• _Source records_:
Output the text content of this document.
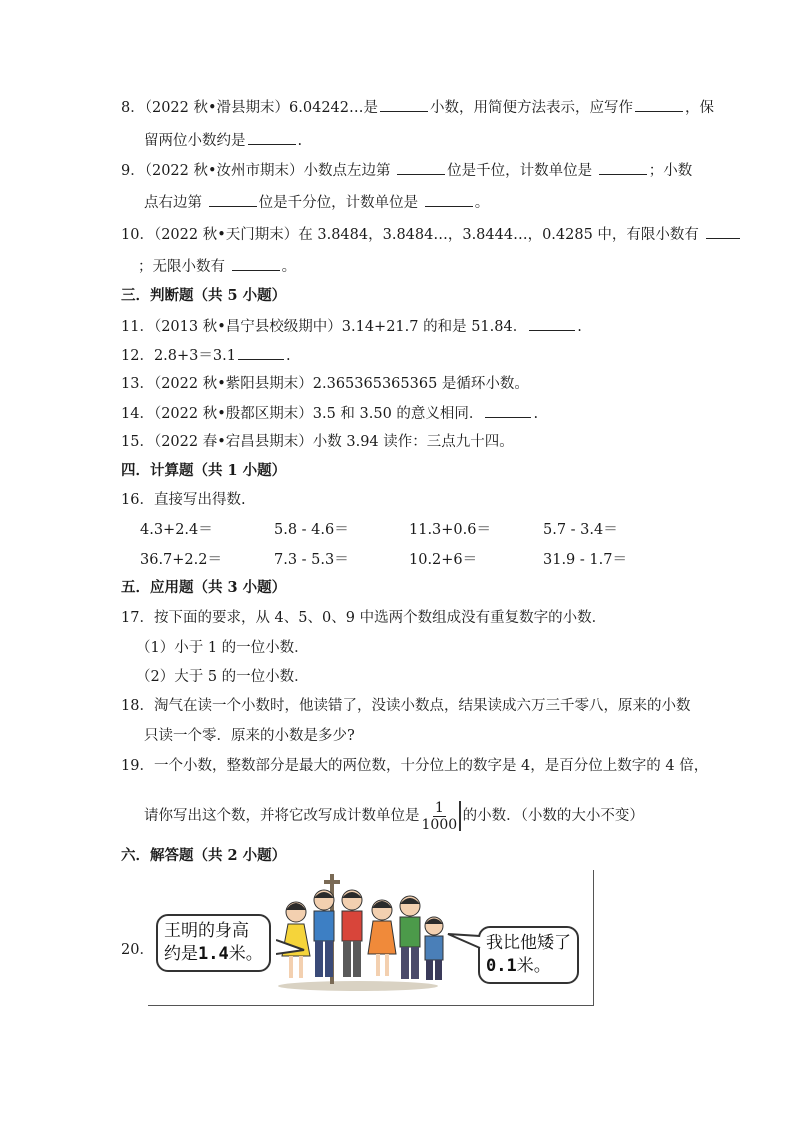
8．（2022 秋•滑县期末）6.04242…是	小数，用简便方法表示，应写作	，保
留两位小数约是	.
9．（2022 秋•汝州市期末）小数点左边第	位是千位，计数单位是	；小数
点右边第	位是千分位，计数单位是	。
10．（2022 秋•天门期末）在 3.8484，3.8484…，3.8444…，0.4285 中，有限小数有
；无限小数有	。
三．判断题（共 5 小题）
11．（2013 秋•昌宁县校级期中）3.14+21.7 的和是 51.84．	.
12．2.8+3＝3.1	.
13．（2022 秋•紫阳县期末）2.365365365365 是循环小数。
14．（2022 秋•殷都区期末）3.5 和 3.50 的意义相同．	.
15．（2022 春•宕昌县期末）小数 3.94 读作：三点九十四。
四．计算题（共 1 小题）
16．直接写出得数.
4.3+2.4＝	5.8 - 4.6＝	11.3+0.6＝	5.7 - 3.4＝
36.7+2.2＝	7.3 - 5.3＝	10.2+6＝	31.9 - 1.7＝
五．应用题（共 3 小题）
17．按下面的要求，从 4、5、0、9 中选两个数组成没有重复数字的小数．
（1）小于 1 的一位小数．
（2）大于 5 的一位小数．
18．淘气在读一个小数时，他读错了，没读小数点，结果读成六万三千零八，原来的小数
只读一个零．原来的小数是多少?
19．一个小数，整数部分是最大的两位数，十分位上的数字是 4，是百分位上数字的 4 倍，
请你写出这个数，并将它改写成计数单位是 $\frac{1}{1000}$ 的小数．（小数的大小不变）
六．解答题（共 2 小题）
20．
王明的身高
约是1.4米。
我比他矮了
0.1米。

• _Given exercise_: The records above should be reproduced exactly, with no pictures included.

• _Response to this exercise_:
Output the text content of this document.
8．（2022 秋•滑县期末）6.04242…是	小数，用简便方法表示，应写作	，保
留两位小数约是	.
9．（2022 秋•汝州市期末）小数点左边第	位是千位，计数单位是	；小数
点右边第	位是千分位，计数单位是	。
10．（2022 秋•天门期末）在 3.8484，3.8484…，3.8444…，0.4285 中，有限小数有
；无限小数有	。
三．判断题（共 5 小题）
11．（2013 秋•昌宁县校级期中）3.14+21.7 的和是 51.84．	.
12．2.8+3＝3.1	.
13．（2022 秋•紫阳县期末）2.365365365365 是循环小数。
14．（2022 秋•殷都区期末）3.5 和 3.50 的意义相同．	.
15．（2022 春•宕昌县期末）小数 3.94 读作：三点九十四。
四．计算题（共 1 小题）
16．直接写出得数.
4.3+2.4＝	5.8 - 4.6＝	11.3+0.6＝	5.7 - 3.4＝
36.7+2.2＝	7.3 - 5.3＝	10.2+6＝	31.9 - 1.7＝
五．应用题（共 3 小题）
17．按下面的要求，从 4、5、0、9 中选两个数组成没有重复数字的小数．
（1）小于 1 的一位小数．
（2）大于 5 的一位小数．
18．淘气在读一个小数时，他读错了，没读小数点，结果读成六万三千零八，原来的小数
只读一个零．原来的小数是多少?
19．一个小数，整数部分是最大的两位数，十分位上的数字是 4，是百分位上数字的 4 倍，
请你写出这个数，并将它改写成计数单位是 $\frac{1}{1000}$ 的小数．（小数的大小不变）
六．解答题（共 2 小题）
20．
王明的身高
约是1.4米。
我比他矮了
0.1米。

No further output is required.